STATED EXERCISE
Word for word, print each line of the listing below; pictures stay out.

┌─ LISTING

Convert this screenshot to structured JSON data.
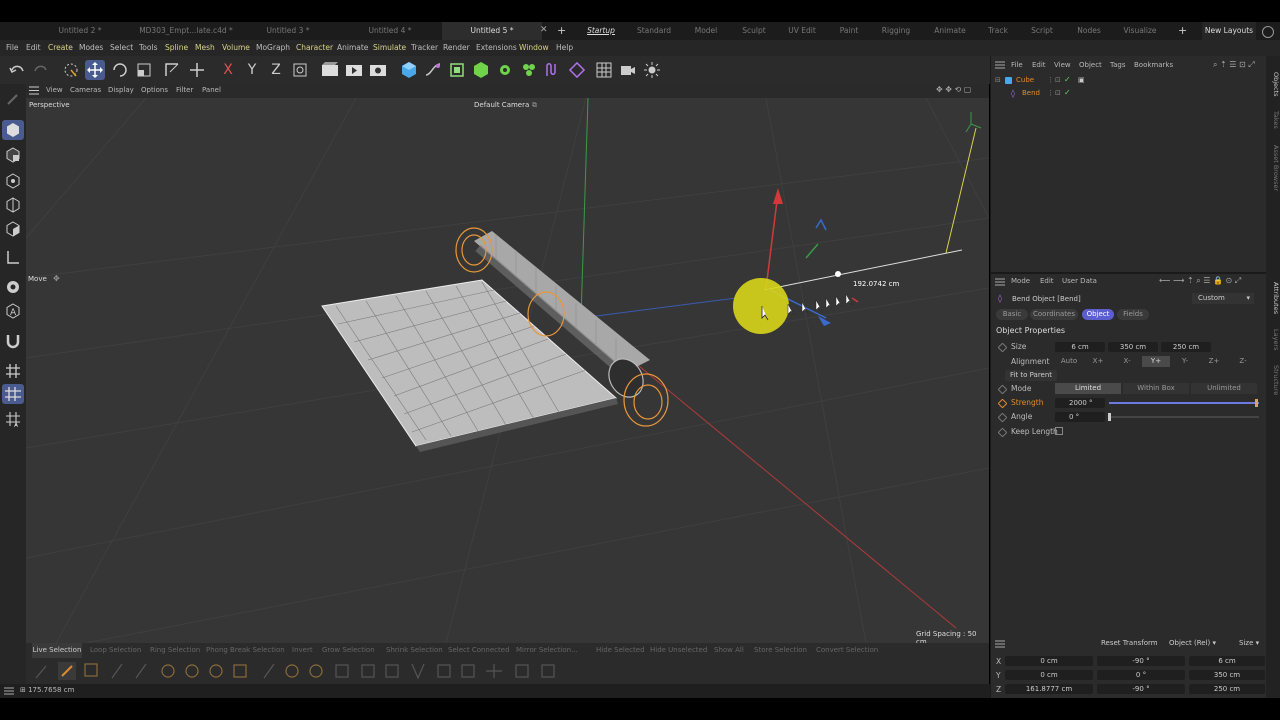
{
  "doc_tabs": [
    "Untitled 2 *",
    "MD303_Empt...late.c4d *",
    "Untitled 3 *",
    "Untitled 4 *",
    "Untitled 5 *"
  ],
  "layout_tabs": [
    "Startup",
    "Standard",
    "Model",
    "Sculpt",
    "UV Edit",
    "Paint",
    "Rigging",
    "Animate",
    "Track",
    "Script",
    "Nodes",
    "Visualize"
  ],
  "new_layouts": "New Layouts",
  "menu": [
    "File",
    "Edit",
    "Create",
    "Modes",
    "Select",
    "Tools",
    "Spline",
    "Mesh",
    "Volume",
    "MoGraph",
    "Character",
    "Animate",
    "Simulate",
    "Tracker",
    "Render",
    "Extensions",
    "Window",
    "Help"
  ],
  "viewport": {
    "menu": [
      "View",
      "Cameras",
      "Display",
      "Options",
      "Filter",
      "Panel"
    ],
    "perspective": "Perspective",
    "camera": "Default Camera",
    "tool_label": "Move",
    "distance_readout": "192.0742 cm",
    "grid_spacing": "Grid Spacing : 50 cm"
  },
  "objects_panel": {
    "menu": [
      "File",
      "Edit",
      "View",
      "Object",
      "Tags",
      "Bookmarks"
    ],
    "items": [
      {
        "name": "Cube",
        "color": "#e08a2e"
      },
      {
        "name": "Bend",
        "color": "#e08a2e"
      }
    ]
  },
  "attributes": {
    "menu": [
      "Mode",
      "Edit",
      "User Data"
    ],
    "object_title": "Bend Object [Bend]",
    "preset": "Custom",
    "tabs": [
      "Basic",
      "Coordinates",
      "Object",
      "Fields"
    ],
    "section": "Object Properties",
    "size_label": "Size",
    "size_values": [
      "6 cm",
      "350 cm",
      "250 cm"
    ],
    "alignment_label": "Alignment",
    "alignment_options": [
      "Auto",
      "X+",
      "X-",
      "Y+",
      "Y-",
      "Z+",
      "Z-"
    ],
    "fit_to_parent": "Fit to Parent",
    "mode_label": "Mode",
    "mode_options": [
      "Limited",
      "Within Box",
      "Unlimited"
    ],
    "strength_label": "Strength",
    "strength_value": "2000 °",
    "angle_label": "Angle",
    "angle_value": "0 °",
    "keep_length_label": "Keep Length"
  },
  "coordinates": {
    "reset_transform": "Reset Transform",
    "object_rel": "Object (Rel)",
    "size": "Size",
    "rows": [
      {
        "axis": "X",
        "pos": "0 cm",
        "rot": "-90 °",
        "size": "6 cm"
      },
      {
        "axis": "Y",
        "pos": "0 cm",
        "rot": "0 °",
        "size": "350 cm"
      },
      {
        "axis": "Z",
        "pos": "161.8777 cm",
        "rot": "-90 °",
        "size": "250 cm"
      }
    ]
  },
  "side_tabs": [
    "Objects",
    "Takes",
    "Asset Browser",
    "Attributes",
    "Layers",
    "Structure"
  ],
  "selection_bar": [
    "Live Selection",
    "Loop Selection",
    "Ring Selection",
    "Phong Break Selection",
    "Invert",
    "Grow Selection",
    "Shrink Selection",
    "Select Connected",
    "Mirror Selection...",
    "Hide Selected",
    "Hide Unselected",
    "Show All",
    "Store Selection",
    "Convert Selection"
  ],
  "status": "175.7658 cm"
}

└─

SOLUTION TO THE EXERCISE
Convert this screenshot to structured JSON data.
{
  "doc_tabs": [
    "Untitled 2 *",
    "MD303_Empt...late.c4d *",
    "Untitled 3 *",
    "Untitled 4 *",
    "Untitled 5 *"
  ],
  "layout_tabs": [
    "Startup",
    "Standard",
    "Model",
    "Sculpt",
    "UV Edit",
    "Paint",
    "Rigging",
    "Animate",
    "Track",
    "Script",
    "Nodes",
    "Visualize"
  ],
  "new_layouts": "New Layouts",
  "menu": [
    "File",
    "Edit",
    "Create",
    "Modes",
    "Select",
    "Tools",
    "Spline",
    "Mesh",
    "Volume",
    "MoGraph",
    "Character",
    "Animate",
    "Simulate",
    "Tracker",
    "Render",
    "Extensions",
    "Window",
    "Help"
  ],
  "viewport": {
    "menu": [
      "View",
      "Cameras",
      "Display",
      "Options",
      "Filter",
      "Panel"
    ],
    "perspective": "Perspective",
    "camera": "Default Camera",
    "tool_label": "Move",
    "distance_readout": "192.0742 cm",
    "grid_spacing": "Grid Spacing : 50 cm"
  },
  "objects_panel": {
    "menu": [
      "File",
      "Edit",
      "View",
      "Object",
      "Tags",
      "Bookmarks"
    ],
    "items": [
      {
        "name": "Cube",
        "color": "#e08a2e"
      },
      {
        "name": "Bend",
        "color": "#e08a2e"
      }
    ]
  },
  "attributes": {
    "menu": [
      "Mode",
      "Edit",
      "User Data"
    ],
    "object_title": "Bend Object [Bend]",
    "preset": "Custom",
    "tabs": [
      "Basic",
      "Coordinates",
      "Object",
      "Fields"
    ],
    "section": "Object Properties",
    "size_label": "Size",
    "size_values": [
      "6 cm",
      "350 cm",
      "250 cm"
    ],
    "alignment_label": "Alignment",
    "alignment_options": [
      "Auto",
      "X+",
      "X-",
      "Y+",
      "Y-",
      "Z+",
      "Z-"
    ],
    "fit_to_parent": "Fit to Parent",
    "mode_label": "Mode",
    "mode_options": [
      "Limited",
      "Within Box",
      "Unlimited"
    ],
    "strength_label": "Strength",
    "strength_value": "2000 °",
    "angle_label": "Angle",
    "angle_value": "0 °",
    "keep_length_label": "Keep Length"
  },
  "coordinates": {
    "reset_transform": "Reset Transform",
    "object_rel": "Object (Rel)",
    "size": "Size",
    "rows": [
      {
        "axis": "X",
        "pos": "0 cm",
        "rot": "-90 °",
        "size": "6 cm"
      },
      {
        "axis": "Y",
        "pos": "0 cm",
        "rot": "0 °",
        "size": "350 cm"
      },
      {
        "axis": "Z",
        "pos": "161.8777 cm",
        "rot": "-90 °",
        "size": "250 cm"
      }
    ]
  },
  "side_tabs": [
    "Objects",
    "Takes",
    "Asset Browser",
    "Attributes",
    "Layers",
    "Structure"
  ],
  "selection_bar": [
    "Live Selection",
    "Loop Selection",
    "Ring Selection",
    "Phong Break Selection",
    "Invert",
    "Grow Selection",
    "Shrink Selection",
    "Select Connected",
    "Mirror Selection...",
    "Hide Selected",
    "Hide Unselected",
    "Show All",
    "Store Selection",
    "Convert Selection"
  ],
  "status": "175.7658 cm"
}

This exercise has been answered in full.